Dataset items:
· · · · ·

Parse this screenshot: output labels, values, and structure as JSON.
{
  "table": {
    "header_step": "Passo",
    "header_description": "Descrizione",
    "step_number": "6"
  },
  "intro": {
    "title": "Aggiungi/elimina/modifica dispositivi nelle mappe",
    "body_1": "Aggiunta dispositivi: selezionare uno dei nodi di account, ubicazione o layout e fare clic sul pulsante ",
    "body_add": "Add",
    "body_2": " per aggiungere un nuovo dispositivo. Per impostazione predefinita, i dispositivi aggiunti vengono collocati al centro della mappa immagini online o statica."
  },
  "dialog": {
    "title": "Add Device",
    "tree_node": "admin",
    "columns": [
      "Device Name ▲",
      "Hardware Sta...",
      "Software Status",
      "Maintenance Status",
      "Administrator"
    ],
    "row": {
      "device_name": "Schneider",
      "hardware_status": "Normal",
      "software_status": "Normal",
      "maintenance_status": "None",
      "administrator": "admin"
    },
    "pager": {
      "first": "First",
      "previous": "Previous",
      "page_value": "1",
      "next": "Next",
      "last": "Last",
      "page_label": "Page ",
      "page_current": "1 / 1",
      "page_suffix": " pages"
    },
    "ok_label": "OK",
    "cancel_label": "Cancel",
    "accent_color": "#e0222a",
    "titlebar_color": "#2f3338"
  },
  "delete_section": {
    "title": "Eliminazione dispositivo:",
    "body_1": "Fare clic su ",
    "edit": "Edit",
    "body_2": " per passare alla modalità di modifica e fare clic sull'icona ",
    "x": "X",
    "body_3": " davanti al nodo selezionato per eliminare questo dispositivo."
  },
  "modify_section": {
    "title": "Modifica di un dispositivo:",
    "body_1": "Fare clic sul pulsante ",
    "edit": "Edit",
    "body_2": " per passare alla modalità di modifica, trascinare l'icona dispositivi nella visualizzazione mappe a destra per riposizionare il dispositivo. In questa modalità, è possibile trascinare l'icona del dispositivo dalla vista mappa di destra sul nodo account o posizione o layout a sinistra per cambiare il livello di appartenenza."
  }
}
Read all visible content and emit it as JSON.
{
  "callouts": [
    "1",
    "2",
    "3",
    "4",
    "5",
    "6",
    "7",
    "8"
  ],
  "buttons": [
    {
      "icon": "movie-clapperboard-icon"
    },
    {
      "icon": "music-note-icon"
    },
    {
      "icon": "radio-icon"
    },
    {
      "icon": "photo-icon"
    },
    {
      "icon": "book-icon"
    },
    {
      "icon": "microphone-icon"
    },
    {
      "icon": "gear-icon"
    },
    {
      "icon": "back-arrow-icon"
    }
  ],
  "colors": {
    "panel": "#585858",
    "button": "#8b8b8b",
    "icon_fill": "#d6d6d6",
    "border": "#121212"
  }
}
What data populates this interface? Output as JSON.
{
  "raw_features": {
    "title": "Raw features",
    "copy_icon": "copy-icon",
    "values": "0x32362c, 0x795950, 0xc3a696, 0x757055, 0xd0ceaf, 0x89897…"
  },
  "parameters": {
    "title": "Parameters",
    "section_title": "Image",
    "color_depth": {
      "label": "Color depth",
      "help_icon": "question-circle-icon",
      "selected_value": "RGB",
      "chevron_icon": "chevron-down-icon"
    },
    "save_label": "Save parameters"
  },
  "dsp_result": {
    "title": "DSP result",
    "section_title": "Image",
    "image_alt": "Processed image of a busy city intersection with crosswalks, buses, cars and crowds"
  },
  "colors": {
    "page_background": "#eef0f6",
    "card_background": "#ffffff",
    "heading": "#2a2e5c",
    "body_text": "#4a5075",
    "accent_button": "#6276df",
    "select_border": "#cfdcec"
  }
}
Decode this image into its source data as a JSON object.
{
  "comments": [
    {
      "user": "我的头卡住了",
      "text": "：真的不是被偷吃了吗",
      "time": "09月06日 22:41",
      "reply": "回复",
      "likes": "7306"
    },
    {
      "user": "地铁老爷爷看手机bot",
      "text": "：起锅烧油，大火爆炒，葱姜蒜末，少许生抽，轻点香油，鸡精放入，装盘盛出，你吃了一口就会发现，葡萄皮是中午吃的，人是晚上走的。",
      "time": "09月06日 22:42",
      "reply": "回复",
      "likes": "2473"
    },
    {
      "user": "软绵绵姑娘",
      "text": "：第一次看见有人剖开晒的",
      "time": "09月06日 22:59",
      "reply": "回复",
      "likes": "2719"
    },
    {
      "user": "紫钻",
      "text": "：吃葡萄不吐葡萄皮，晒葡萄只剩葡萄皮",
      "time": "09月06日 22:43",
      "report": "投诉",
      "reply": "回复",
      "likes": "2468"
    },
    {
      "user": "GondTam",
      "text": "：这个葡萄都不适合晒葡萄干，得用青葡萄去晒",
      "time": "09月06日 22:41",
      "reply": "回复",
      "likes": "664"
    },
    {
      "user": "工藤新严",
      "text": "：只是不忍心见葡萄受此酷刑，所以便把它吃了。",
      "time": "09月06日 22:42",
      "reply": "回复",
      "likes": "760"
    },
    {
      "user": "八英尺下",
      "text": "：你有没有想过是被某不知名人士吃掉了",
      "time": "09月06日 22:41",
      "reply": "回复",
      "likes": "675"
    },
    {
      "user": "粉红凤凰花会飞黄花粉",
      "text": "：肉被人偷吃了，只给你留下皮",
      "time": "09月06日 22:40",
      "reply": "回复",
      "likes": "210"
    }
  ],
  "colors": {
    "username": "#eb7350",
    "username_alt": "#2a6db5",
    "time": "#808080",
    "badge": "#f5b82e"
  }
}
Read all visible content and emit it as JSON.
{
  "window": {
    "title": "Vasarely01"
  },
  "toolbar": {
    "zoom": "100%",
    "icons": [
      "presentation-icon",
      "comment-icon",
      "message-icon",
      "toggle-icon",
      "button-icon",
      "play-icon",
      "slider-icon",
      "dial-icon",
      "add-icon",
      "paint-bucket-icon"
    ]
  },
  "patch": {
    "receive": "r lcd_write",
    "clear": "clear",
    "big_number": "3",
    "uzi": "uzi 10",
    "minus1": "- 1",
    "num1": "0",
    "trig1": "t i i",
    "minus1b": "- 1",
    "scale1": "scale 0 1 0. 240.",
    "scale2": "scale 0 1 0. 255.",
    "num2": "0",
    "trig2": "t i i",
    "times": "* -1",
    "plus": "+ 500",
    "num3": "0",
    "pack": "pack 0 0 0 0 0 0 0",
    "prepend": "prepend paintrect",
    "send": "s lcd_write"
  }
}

· · · · ·

Task prompt
Choose all lines containing the string "likes" and copy them out.

Output of the exercise
      "likes": "7306"
      "likes": "2473"
      "likes": "2719"
      "likes": "2468"
      "likes": "664"
      "likes": "760"
      "likes": "675"
      "likes": "210"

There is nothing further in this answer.